-- BEGIN GIVEN INFORMATION --

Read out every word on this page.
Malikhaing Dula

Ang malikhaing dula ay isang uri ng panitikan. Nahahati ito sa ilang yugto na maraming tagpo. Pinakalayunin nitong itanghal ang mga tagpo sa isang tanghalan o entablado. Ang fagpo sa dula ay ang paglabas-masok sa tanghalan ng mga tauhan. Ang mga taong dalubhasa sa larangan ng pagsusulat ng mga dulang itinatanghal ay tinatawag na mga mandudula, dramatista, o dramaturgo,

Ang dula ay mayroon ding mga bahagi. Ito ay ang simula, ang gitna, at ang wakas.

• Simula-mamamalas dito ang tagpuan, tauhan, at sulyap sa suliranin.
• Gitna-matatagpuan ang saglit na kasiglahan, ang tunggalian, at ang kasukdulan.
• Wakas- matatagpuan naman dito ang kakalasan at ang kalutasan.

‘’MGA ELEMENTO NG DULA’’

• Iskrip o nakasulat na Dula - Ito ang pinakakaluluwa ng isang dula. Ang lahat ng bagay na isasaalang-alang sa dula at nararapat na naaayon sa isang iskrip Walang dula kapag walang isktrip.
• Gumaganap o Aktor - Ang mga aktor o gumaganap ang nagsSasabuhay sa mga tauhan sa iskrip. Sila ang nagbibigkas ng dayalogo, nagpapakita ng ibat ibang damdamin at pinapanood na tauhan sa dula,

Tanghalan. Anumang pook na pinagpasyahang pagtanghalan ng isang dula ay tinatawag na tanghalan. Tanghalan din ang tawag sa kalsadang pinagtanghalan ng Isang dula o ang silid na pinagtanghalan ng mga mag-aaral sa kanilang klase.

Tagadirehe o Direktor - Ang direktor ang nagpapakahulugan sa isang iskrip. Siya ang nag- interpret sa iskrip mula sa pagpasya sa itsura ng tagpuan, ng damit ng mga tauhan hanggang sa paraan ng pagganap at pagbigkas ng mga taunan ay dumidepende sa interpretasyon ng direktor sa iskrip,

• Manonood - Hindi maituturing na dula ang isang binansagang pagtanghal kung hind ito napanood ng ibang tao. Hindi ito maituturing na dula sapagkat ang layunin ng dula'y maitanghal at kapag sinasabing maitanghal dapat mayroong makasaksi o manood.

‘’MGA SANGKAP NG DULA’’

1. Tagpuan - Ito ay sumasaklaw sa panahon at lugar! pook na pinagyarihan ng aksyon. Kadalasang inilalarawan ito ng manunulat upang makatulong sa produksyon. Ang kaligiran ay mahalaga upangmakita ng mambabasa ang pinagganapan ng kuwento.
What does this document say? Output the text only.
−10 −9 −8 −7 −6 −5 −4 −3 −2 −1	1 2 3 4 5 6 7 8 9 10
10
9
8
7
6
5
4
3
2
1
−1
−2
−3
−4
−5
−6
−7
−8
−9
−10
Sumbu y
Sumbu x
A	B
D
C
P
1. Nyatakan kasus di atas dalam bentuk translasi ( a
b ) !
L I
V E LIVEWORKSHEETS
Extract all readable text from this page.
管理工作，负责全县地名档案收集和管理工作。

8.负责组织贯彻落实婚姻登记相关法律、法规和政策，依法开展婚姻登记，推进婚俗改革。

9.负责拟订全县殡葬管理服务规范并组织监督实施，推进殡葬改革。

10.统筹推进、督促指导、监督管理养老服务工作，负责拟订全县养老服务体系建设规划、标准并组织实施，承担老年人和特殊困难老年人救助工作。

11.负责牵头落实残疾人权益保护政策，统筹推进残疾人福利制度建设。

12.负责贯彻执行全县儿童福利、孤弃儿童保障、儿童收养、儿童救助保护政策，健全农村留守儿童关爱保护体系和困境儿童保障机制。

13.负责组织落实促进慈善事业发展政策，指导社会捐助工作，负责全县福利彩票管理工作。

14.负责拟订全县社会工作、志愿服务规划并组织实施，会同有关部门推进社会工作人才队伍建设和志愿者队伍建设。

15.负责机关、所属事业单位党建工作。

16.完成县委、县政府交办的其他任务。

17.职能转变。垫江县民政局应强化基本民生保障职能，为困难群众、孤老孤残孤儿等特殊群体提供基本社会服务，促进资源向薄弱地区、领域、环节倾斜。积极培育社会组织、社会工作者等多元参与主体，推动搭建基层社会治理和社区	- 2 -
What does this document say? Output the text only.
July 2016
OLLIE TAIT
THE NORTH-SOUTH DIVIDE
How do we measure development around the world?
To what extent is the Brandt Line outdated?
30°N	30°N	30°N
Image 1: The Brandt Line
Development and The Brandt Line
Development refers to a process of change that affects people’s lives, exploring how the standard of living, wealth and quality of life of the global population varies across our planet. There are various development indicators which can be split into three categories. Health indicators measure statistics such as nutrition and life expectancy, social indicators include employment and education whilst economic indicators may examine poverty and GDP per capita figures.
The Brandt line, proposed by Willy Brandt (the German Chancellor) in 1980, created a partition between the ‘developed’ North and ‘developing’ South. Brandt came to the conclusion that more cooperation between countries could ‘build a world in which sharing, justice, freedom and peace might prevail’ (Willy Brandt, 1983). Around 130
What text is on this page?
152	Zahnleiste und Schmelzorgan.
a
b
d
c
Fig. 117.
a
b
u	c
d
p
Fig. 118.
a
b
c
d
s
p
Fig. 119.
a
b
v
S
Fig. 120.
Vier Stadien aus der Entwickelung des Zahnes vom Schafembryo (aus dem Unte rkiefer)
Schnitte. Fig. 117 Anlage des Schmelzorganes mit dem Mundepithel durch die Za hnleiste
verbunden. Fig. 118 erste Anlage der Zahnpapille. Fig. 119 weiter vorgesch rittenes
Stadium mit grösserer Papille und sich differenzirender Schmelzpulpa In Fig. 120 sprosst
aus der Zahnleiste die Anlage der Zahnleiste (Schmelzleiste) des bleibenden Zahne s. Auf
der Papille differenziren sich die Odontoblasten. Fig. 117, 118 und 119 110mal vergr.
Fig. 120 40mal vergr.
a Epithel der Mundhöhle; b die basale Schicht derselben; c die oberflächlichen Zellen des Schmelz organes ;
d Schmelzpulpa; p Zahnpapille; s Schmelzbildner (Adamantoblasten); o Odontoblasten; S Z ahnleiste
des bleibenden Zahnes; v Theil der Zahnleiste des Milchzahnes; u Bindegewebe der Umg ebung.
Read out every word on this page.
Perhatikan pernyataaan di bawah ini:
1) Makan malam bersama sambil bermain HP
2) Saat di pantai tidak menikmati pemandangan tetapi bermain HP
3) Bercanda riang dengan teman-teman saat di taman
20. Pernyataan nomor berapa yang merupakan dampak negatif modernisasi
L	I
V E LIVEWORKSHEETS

-- END GIVEN INFORMATION --

:: INSTRUCTIONS FOR THE TASK ::
Reproduce each entry word for word.

:: CORRECT RESPONSE ::
Read out every word on this page.
Malikhaing Dula

Ang malikhaing dula ay isang uri ng panitikan. Nahahati ito sa ilang yugto na maraming tagpo. Pinakalayunin nitong itanghal ang mga tagpo sa isang tanghalan o entablado. Ang fagpo sa dula ay ang paglabas-masok sa tanghalan ng mga tauhan. Ang mga taong dalubhasa sa larangan ng pagsusulat ng mga dulang itinatanghal ay tinatawag na mga mandudula, dramatista, o dramaturgo,

Ang dula ay mayroon ding mga bahagi. Ito ay ang simula, ang gitna, at ang wakas.

• Simula-mamamalas dito ang tagpuan, tauhan, at sulyap sa suliranin.
• Gitna-matatagpuan ang saglit na kasiglahan, ang tunggalian, at ang kasukdulan.
• Wakas- matatagpuan naman dito ang kakalasan at ang kalutasan.

‘’MGA ELEMENTO NG DULA’’

• Iskrip o nakasulat na Dula - Ito ang pinakakaluluwa ng isang dula. Ang lahat ng bagay na isasaalang-alang sa dula at nararapat na naaayon sa isang iskrip Walang dula kapag walang isktrip.
• Gumaganap o Aktor - Ang mga aktor o gumaganap ang nagsSasabuhay sa mga tauhan sa iskrip. Sila ang nagbibigkas ng dayalogo, nagpapakita ng ibat ibang damdamin at pinapanood na tauhan sa dula,

Tanghalan. Anumang pook na pinagpasyahang pagtanghalan ng isang dula ay tinatawag na tanghalan. Tanghalan din ang tawag sa kalsadang pinagtanghalan ng Isang dula o ang silid na pinagtanghalan ng mga mag-aaral sa kanilang klase.

Tagadirehe o Direktor - Ang direktor ang nagpapakahulugan sa isang iskrip. Siya ang nag- interpret sa iskrip mula sa pagpasya sa itsura ng tagpuan, ng damit ng mga tauhan hanggang sa paraan ng pagganap at pagbigkas ng mga taunan ay dumidepende sa interpretasyon ng direktor sa iskrip,

• Manonood - Hindi maituturing na dula ang isang binansagang pagtanghal kung hind ito napanood ng ibang tao. Hindi ito maituturing na dula sapagkat ang layunin ng dula'y maitanghal at kapag sinasabing maitanghal dapat mayroong makasaksi o manood.

‘’MGA SANGKAP NG DULA’’

1. Tagpuan - Ito ay sumasaklaw sa panahon at lugar! pook na pinagyarihan ng aksyon. Kadalasang inilalarawan ito ng manunulat upang makatulong sa produksyon. Ang kaligiran ay mahalaga upangmakita ng mambabasa ang pinagganapan ng kuwento.
What does this document say? Output the text only.
−10 −9 −8 −7 −6 −5 −4 −3 −2 −1	1 2 3 4 5 6 7 8 9 10
10
9
8
7
6
5
4
3
2
1
−1
−2
−3
−4
−5
−6
−7
−8
−9
−10
Sumbu y
Sumbu x
A	B
D
C
P
1. Nyatakan kasus di atas dalam bentuk translasi ( a
b ) !
L I
V E LIVEWORKSHEETS
Extract all readable text from this page.
管理工作，负责全县地名档案收集和管理工作。

8.负责组织贯彻落实婚姻登记相关法律、法规和政策，依法开展婚姻登记，推进婚俗改革。

9.负责拟订全县殡葬管理服务规范并组织监督实施，推进殡葬改革。

10.统筹推进、督促指导、监督管理养老服务工作，负责拟订全县养老服务体系建设规划、标准并组织实施，承担老年人和特殊困难老年人救助工作。

11.负责牵头落实残疾人权益保护政策，统筹推进残疾人福利制度建设。

12.负责贯彻执行全县儿童福利、孤弃儿童保障、儿童收养、儿童救助保护政策，健全农村留守儿童关爱保护体系和困境儿童保障机制。

13.负责组织落实促进慈善事业发展政策，指导社会捐助工作，负责全县福利彩票管理工作。

14.负责拟订全县社会工作、志愿服务规划并组织实施，会同有关部门推进社会工作人才队伍建设和志愿者队伍建设。

15.负责机关、所属事业单位党建工作。

16.完成县委、县政府交办的其他任务。

17.职能转变。垫江县民政局应强化基本民生保障职能，为困难群众、孤老孤残孤儿等特殊群体提供基本社会服务，促进资源向薄弱地区、领域、环节倾斜。积极培育社会组织、社会工作者等多元参与主体，推动搭建基层社会治理和社区	- 2 -
What does this document say? Output the text only.
July 2016
OLLIE TAIT
THE NORTH-SOUTH DIVIDE
How do we measure development around the world?
To what extent is the Brandt Line outdated?
30°N	30°N	30°N
Image 1: The Brandt Line
Development and The Brandt Line
Development refers to a process of change that affects people’s lives, exploring how the standard of living, wealth and quality of life of the global population varies across our planet. There are various development indicators which can be split into three categories. Health indicators measure statistics such as nutrition and life expectancy, social indicators include employment and education whilst economic indicators may examine poverty and GDP per capita figures.
The Brandt line, proposed by Willy Brandt (the German Chancellor) in 1980, created a partition between the ‘developed’ North and ‘developing’ South. Brandt came to the conclusion that more cooperation between countries could ‘build a world in which sharing, justice, freedom and peace might prevail’ (Willy Brandt, 1983). Around 130
What text is on this page?
152	Zahnleiste und Schmelzorgan.
a
b
d
c
Fig. 117.
a
b
u	c
d
p
Fig. 118.
a
b
c
d
s
p
Fig. 119.
a
b
v
S
Fig. 120.
Vier Stadien aus der Entwickelung des Zahnes vom Schafembryo (aus dem Unte rkiefer)
Schnitte. Fig. 117 Anlage des Schmelzorganes mit dem Mundepithel durch die Za hnleiste
verbunden. Fig. 118 erste Anlage der Zahnpapille. Fig. 119 weiter vorgesch rittenes
Stadium mit grösserer Papille und sich differenzirender Schmelzpulpa In Fig. 120 sprosst
aus der Zahnleiste die Anlage der Zahnleiste (Schmelzleiste) des bleibenden Zahne s. Auf
der Papille differenziren sich die Odontoblasten. Fig. 117, 118 und 119 110mal vergr.
Fig. 120 40mal vergr.
a Epithel der Mundhöhle; b die basale Schicht derselben; c die oberflächlichen Zellen des Schmelz organes ;
d Schmelzpulpa; p Zahnpapille; s Schmelzbildner (Adamantoblasten); o Odontoblasten; S Z ahnleiste
des bleibenden Zahnes; v Theil der Zahnleiste des Milchzahnes; u Bindegewebe der Umg ebung.
Read out every word on this page.
Perhatikan pernyataaan di bawah ini:
1) Makan malam bersama sambil bermain HP
2) Saat di pantai tidak menikmati pemandangan tetapi bermain HP
3) Bercanda riang dengan teman-teman saat di taman
20. Pernyataan nomor berapa yang merupakan dampak negatif modernisasi
L	I
V E LIVEWORKSHEETS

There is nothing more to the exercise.